Below are entries; tally how many lines hold the string "Alice" and answer with only that figure.

****************

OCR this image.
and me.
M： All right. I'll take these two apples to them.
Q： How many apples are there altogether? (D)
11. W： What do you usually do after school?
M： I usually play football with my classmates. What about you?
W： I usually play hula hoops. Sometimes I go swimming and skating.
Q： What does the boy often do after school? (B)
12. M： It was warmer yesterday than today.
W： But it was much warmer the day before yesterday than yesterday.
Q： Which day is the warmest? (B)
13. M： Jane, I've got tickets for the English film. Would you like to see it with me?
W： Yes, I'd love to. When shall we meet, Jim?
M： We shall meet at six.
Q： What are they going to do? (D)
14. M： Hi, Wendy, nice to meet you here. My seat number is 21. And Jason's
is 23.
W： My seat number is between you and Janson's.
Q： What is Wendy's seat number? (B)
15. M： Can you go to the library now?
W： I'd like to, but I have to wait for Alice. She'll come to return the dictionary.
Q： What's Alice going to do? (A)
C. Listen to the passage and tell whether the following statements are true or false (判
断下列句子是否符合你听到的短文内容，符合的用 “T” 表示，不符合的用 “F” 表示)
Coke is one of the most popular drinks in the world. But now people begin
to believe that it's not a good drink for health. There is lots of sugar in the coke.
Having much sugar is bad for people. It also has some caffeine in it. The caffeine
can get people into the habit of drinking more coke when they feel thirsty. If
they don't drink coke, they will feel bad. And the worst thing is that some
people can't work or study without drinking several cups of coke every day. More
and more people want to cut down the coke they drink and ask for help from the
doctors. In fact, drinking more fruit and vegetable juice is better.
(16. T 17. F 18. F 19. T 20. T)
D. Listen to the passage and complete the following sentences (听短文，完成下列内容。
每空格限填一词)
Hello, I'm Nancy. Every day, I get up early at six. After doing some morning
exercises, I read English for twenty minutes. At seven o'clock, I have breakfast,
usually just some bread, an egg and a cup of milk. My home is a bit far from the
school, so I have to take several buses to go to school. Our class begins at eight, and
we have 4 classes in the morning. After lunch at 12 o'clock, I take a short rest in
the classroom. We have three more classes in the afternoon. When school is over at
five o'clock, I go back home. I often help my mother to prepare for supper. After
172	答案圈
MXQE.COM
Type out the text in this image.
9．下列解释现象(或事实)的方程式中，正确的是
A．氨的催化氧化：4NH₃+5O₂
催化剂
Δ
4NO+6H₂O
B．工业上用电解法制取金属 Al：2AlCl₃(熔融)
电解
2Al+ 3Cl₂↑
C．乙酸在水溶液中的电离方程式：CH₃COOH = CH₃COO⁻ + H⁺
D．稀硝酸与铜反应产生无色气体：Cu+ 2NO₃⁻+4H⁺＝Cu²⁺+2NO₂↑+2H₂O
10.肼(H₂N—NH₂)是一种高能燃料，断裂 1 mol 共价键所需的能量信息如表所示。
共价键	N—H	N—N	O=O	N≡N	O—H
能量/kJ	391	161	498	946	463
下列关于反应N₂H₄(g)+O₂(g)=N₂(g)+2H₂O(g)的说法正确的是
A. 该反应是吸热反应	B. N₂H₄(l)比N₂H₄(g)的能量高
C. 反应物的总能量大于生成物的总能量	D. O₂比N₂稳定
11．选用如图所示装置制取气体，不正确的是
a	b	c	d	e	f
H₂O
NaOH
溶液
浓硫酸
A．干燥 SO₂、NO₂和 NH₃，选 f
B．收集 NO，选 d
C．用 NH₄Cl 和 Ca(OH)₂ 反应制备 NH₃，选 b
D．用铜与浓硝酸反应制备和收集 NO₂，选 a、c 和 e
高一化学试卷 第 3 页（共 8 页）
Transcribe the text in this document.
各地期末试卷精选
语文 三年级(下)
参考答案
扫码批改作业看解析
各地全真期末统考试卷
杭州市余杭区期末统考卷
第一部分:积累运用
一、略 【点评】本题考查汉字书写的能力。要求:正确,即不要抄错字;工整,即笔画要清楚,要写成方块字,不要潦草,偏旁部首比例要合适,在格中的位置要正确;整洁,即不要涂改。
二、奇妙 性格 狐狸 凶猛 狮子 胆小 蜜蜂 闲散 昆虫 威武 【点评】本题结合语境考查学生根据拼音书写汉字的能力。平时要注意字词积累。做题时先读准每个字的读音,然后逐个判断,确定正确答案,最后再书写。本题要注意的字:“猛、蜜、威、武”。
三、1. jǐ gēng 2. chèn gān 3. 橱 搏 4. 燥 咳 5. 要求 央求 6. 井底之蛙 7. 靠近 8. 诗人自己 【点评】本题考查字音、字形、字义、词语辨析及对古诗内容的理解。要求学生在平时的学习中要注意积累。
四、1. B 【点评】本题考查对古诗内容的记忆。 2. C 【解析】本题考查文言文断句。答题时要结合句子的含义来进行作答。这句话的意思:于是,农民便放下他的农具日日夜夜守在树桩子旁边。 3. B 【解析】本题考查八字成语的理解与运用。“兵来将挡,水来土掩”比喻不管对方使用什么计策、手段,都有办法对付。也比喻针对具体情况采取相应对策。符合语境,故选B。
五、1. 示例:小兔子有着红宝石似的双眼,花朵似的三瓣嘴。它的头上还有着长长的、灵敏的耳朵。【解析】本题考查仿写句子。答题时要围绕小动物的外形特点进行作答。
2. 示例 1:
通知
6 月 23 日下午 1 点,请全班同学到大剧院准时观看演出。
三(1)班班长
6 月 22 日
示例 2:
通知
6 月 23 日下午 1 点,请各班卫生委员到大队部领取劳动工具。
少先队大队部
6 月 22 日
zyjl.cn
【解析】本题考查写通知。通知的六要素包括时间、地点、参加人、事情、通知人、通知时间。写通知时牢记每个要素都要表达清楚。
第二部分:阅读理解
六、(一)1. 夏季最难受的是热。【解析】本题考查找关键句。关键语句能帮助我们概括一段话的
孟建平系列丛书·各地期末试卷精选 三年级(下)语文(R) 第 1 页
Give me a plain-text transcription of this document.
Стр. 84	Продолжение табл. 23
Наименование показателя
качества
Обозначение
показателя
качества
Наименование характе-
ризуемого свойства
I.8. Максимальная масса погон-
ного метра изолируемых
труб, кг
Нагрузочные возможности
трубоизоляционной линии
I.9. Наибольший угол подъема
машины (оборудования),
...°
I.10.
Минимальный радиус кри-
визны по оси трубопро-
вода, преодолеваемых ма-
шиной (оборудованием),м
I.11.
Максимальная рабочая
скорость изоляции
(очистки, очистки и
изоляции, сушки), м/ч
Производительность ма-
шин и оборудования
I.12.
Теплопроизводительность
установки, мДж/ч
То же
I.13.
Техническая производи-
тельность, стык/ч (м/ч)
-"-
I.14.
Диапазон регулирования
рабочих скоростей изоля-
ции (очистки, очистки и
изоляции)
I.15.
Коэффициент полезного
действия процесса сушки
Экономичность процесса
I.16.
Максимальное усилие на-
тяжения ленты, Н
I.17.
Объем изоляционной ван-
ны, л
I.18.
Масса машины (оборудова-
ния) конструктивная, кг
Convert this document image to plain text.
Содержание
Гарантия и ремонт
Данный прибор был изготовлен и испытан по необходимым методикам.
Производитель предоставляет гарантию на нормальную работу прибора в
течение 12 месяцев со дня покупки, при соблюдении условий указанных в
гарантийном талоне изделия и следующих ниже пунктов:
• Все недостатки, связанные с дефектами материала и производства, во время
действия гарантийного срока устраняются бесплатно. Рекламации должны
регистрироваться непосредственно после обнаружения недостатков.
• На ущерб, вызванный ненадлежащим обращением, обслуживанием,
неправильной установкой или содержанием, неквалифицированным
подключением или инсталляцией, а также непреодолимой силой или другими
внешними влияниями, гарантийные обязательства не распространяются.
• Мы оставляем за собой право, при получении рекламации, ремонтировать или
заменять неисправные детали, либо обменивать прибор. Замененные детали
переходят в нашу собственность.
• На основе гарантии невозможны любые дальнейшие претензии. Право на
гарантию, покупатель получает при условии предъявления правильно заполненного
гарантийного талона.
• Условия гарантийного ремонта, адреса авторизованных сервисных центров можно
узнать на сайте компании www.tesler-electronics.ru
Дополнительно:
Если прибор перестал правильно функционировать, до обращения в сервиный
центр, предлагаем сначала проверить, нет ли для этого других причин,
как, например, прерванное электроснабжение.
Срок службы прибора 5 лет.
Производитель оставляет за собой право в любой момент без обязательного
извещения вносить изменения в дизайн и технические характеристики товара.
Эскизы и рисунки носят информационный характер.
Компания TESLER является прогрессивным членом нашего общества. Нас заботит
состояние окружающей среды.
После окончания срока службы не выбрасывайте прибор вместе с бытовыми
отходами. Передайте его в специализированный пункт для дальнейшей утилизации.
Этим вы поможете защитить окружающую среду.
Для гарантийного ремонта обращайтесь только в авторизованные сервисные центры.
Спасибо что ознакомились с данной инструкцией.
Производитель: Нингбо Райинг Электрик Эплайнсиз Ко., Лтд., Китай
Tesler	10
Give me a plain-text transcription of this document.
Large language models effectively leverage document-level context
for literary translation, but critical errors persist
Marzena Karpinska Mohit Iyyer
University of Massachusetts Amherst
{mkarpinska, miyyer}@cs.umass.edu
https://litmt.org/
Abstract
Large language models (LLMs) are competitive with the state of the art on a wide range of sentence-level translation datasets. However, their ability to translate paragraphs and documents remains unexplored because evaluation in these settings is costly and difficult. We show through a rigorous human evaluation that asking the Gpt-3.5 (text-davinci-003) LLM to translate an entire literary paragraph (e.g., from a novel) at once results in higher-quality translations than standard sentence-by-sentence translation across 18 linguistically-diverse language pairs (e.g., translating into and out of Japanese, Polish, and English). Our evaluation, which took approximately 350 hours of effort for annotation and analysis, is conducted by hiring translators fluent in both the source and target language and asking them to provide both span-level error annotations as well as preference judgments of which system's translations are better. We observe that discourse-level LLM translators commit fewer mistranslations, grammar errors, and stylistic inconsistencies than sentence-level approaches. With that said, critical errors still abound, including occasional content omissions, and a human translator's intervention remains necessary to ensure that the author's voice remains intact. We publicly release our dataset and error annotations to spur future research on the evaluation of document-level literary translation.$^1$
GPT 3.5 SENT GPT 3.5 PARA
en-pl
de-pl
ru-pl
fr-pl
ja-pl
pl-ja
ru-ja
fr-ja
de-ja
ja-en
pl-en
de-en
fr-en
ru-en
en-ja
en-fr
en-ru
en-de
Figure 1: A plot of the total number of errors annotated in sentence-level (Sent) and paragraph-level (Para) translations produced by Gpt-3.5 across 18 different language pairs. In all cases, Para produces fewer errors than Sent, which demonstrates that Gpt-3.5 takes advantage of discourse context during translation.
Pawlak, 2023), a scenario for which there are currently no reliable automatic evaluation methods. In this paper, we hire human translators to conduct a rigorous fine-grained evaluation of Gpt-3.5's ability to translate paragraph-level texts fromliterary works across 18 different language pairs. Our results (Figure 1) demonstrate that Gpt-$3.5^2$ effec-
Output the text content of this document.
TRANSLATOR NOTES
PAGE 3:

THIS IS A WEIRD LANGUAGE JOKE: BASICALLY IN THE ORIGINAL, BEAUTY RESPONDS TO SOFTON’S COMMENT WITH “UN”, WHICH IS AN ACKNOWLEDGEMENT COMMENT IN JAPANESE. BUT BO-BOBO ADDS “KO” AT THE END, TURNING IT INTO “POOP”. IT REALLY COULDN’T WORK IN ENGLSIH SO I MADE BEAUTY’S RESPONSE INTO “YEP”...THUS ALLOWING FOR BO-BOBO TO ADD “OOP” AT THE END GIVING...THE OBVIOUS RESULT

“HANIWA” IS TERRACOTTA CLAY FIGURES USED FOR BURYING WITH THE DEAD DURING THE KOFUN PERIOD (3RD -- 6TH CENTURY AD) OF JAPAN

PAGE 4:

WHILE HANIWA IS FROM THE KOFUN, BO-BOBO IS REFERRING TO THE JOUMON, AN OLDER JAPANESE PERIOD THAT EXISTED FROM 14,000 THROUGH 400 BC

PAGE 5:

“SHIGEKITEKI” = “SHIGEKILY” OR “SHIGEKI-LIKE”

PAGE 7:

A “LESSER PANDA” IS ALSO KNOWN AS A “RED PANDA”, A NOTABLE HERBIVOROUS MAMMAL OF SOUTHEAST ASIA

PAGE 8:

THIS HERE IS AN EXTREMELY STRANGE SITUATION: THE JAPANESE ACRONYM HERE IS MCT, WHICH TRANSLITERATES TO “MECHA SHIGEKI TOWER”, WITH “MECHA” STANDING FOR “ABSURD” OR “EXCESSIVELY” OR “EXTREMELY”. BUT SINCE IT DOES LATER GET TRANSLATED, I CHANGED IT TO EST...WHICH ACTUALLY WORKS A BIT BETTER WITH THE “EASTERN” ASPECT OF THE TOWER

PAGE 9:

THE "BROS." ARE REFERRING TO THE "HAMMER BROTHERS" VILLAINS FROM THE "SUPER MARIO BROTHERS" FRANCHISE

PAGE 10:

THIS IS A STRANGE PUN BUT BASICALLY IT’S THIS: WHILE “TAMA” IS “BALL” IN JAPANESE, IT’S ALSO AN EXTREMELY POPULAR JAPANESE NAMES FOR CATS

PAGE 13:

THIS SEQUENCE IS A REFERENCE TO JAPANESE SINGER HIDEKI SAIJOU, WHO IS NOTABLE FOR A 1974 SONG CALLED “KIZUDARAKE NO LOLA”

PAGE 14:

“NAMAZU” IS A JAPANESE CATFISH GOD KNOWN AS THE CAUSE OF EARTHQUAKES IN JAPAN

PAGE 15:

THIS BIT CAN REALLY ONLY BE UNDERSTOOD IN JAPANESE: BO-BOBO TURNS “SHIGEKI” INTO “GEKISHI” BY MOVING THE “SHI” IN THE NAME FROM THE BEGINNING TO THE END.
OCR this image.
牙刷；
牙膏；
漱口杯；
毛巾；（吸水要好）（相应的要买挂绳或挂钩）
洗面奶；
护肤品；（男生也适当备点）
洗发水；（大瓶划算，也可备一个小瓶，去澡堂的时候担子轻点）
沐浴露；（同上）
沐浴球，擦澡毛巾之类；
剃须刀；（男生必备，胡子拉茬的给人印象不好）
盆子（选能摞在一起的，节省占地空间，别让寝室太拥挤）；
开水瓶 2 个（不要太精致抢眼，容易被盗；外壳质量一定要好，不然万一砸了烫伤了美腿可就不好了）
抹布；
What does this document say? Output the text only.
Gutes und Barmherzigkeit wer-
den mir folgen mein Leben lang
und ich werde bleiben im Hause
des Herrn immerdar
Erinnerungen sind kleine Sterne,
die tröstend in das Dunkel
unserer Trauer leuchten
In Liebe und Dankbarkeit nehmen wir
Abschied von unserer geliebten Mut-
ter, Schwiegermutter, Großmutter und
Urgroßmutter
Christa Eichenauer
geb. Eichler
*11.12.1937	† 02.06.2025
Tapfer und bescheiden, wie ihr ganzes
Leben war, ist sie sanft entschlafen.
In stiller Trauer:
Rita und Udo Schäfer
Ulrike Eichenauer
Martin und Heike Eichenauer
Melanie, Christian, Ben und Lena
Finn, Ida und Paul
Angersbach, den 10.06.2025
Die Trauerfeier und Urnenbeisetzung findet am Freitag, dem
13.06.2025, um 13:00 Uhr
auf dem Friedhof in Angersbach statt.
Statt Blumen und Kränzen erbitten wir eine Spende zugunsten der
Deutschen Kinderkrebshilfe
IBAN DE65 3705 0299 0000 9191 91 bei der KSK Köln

****************

Task output: 2